§ GOAL
From the data that follows, copy every line holding the string "photos".

[Stored data entries]
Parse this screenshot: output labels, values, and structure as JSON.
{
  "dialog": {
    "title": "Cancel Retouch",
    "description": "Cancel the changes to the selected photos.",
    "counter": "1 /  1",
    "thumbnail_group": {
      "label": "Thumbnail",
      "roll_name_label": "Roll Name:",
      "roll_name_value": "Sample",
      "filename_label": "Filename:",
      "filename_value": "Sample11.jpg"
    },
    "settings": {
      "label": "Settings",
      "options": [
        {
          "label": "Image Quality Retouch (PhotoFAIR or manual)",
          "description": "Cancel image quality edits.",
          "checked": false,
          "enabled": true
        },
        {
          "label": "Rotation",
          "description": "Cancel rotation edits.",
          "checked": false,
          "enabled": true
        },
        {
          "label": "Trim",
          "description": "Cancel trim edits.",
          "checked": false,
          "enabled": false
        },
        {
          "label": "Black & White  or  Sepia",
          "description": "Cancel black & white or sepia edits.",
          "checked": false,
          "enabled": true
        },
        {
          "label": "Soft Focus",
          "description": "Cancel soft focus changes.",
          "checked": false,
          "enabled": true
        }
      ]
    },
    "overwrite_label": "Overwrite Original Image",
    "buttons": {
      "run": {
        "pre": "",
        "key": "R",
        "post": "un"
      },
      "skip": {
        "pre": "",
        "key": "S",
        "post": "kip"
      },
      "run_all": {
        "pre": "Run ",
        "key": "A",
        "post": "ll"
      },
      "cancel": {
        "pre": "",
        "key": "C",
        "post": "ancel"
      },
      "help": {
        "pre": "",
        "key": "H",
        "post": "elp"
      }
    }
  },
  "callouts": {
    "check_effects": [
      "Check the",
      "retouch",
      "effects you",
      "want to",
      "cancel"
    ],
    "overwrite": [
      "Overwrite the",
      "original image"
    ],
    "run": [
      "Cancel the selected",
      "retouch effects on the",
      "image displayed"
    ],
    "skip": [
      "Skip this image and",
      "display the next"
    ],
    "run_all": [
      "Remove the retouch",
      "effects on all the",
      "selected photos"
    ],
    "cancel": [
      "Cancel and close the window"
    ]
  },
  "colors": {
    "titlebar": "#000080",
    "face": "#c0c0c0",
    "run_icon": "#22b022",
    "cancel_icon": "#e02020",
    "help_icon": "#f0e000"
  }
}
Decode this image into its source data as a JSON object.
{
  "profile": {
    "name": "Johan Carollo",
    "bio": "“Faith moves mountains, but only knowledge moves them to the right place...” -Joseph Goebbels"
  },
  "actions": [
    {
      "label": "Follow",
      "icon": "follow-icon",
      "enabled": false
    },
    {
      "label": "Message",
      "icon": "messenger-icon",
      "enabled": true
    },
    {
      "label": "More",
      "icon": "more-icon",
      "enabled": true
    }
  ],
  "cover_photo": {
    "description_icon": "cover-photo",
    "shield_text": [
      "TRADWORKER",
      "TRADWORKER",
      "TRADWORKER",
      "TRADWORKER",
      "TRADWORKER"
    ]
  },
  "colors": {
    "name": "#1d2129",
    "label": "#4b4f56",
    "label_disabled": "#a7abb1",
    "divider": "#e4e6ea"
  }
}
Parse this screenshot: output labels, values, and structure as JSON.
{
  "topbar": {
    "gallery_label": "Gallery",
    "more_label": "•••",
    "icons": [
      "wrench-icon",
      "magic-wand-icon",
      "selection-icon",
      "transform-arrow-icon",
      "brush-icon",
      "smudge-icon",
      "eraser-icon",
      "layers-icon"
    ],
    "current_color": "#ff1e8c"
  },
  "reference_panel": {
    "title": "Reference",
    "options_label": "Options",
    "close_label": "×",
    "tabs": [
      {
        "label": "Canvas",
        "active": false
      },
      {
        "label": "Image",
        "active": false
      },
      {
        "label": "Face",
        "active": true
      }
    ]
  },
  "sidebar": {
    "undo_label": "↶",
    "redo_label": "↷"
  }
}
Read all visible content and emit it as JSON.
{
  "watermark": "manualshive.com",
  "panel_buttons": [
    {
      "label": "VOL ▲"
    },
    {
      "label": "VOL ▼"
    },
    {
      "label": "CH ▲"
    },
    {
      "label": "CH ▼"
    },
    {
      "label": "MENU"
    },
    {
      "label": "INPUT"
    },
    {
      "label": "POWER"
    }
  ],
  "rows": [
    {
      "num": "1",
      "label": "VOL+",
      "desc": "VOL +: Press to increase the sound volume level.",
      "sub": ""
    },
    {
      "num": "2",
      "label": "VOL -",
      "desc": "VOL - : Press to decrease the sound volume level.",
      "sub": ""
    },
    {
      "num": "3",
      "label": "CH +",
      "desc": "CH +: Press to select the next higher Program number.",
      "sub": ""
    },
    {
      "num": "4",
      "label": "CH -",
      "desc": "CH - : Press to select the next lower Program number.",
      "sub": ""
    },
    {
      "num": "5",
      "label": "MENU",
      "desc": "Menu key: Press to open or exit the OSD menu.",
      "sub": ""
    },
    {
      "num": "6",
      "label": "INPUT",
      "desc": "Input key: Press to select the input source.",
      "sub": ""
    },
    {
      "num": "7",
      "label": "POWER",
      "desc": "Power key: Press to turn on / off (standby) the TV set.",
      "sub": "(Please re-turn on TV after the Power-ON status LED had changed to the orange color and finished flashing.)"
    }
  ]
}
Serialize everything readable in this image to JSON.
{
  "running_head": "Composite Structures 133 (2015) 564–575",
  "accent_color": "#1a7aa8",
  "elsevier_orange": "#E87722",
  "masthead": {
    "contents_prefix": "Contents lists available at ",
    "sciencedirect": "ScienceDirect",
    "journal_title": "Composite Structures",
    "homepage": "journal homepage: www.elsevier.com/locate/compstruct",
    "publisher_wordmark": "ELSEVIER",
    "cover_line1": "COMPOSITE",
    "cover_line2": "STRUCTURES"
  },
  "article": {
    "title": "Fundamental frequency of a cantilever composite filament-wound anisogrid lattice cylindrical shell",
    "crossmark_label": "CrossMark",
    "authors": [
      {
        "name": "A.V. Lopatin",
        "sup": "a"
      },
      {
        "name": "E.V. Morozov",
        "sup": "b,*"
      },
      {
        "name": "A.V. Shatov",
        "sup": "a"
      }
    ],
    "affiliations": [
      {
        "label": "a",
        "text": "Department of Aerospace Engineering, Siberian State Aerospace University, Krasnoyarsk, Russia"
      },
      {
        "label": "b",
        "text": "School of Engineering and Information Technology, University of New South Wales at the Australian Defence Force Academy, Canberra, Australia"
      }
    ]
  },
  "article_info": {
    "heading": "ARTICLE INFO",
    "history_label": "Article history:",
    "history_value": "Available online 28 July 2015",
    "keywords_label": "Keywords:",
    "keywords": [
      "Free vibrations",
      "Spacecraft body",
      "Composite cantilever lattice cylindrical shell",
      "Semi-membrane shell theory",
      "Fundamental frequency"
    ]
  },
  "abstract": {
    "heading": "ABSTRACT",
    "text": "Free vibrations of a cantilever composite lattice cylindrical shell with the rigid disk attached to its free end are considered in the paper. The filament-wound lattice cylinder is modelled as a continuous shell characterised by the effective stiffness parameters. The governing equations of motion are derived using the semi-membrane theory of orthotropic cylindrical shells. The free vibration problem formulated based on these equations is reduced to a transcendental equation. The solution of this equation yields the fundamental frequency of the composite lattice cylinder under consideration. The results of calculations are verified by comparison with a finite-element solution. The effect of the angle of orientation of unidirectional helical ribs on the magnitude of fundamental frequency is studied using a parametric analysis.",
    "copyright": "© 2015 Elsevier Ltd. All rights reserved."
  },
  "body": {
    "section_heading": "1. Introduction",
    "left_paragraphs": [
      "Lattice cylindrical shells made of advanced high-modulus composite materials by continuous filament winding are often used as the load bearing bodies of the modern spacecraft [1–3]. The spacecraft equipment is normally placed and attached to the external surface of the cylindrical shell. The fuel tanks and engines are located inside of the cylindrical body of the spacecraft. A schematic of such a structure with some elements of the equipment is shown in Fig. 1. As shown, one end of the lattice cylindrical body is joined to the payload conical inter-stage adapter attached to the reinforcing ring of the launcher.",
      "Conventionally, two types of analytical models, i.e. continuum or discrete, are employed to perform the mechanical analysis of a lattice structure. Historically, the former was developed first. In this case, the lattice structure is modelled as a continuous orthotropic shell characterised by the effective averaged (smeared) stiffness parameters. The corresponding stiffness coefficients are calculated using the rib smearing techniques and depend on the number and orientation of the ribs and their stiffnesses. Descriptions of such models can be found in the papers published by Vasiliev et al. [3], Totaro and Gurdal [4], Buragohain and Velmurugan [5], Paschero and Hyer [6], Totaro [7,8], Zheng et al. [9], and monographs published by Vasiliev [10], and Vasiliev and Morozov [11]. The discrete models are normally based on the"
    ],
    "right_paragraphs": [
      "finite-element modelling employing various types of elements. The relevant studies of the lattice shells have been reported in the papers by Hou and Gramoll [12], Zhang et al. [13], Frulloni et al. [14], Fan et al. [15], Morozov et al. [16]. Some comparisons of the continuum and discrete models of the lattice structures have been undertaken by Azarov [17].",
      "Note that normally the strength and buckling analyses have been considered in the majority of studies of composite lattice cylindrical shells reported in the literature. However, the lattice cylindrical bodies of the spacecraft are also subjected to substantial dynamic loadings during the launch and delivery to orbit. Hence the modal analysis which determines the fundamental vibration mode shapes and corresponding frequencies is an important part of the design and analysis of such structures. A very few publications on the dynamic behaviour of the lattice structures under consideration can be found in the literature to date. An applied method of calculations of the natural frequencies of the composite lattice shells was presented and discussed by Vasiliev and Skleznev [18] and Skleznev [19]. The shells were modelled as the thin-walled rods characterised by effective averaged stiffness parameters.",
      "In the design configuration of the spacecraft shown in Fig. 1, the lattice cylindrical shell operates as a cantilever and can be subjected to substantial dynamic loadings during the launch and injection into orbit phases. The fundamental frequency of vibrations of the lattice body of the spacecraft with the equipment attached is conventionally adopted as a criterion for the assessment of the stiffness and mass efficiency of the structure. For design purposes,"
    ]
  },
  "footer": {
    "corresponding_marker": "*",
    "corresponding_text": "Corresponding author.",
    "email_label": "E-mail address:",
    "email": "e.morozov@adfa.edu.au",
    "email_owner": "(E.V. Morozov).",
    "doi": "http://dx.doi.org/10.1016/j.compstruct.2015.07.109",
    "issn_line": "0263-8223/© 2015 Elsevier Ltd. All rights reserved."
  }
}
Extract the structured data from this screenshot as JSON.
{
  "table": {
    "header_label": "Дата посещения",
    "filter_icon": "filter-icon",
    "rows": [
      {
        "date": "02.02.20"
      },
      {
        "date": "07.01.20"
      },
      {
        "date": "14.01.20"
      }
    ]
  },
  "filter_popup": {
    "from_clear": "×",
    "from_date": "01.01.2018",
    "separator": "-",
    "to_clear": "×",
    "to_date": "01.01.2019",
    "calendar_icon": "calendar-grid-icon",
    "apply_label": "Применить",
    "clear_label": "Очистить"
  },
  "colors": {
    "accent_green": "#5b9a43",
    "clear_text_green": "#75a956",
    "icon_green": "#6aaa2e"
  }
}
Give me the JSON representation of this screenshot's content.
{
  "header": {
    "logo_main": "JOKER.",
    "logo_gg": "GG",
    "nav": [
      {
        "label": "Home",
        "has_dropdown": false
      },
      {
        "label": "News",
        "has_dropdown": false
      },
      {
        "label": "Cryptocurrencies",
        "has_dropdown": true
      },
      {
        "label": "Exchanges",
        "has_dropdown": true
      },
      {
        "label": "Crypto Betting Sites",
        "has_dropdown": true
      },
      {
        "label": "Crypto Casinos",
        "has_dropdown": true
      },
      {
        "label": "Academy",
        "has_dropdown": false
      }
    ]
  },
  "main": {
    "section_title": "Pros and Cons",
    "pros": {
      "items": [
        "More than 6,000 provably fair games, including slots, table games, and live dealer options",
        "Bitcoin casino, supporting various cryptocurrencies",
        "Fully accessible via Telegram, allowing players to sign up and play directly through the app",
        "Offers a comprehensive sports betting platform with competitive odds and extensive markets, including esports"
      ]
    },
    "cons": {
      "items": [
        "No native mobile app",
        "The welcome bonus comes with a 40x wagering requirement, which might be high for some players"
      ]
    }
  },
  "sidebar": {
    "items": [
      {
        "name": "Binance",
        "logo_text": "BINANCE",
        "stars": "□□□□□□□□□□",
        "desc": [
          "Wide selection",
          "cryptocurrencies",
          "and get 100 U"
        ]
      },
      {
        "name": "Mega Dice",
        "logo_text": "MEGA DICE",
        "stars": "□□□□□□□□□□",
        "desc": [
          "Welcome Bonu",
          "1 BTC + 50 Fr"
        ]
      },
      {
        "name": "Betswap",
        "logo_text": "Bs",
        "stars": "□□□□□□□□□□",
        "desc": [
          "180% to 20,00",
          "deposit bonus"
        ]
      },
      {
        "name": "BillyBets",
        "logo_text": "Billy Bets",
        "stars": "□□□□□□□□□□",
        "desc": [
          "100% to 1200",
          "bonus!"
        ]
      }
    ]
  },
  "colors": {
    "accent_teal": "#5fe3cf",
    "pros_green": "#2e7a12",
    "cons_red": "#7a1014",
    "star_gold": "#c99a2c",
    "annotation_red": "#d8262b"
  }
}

§ WRITTEN SOLUTION
    "description": "Cancel the changes to the selected photos.",
      "selected photos"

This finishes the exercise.